## CHALLENGE
Copy every line of the data in which the word "Shared" occurs.

━━━━━━━━━━━━━━━━

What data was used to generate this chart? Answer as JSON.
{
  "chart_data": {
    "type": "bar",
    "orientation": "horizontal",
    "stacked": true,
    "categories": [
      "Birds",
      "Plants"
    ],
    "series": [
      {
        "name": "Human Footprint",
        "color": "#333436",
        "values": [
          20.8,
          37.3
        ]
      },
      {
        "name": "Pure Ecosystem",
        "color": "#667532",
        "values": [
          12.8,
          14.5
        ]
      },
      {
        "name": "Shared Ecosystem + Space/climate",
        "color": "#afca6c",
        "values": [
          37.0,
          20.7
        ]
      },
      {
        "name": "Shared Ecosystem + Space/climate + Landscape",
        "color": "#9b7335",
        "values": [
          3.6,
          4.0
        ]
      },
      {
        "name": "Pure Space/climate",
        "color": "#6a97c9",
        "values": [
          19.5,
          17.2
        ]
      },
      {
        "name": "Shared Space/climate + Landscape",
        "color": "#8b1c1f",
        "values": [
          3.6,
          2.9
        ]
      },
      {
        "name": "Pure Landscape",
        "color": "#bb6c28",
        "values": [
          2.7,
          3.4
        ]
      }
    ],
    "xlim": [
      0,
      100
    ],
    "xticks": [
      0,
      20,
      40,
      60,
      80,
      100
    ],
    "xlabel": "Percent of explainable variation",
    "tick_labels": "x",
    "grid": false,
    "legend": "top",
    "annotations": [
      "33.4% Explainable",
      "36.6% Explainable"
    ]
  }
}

━━━━━━━━━━━━━━━━

## EXERCISE OUTPUT
        "name": "Shared Ecosystem + Space/climate",
        "name": "Shared Ecosystem + Space/climate + Landscape",
        "name": "Shared Space/climate + Landscape",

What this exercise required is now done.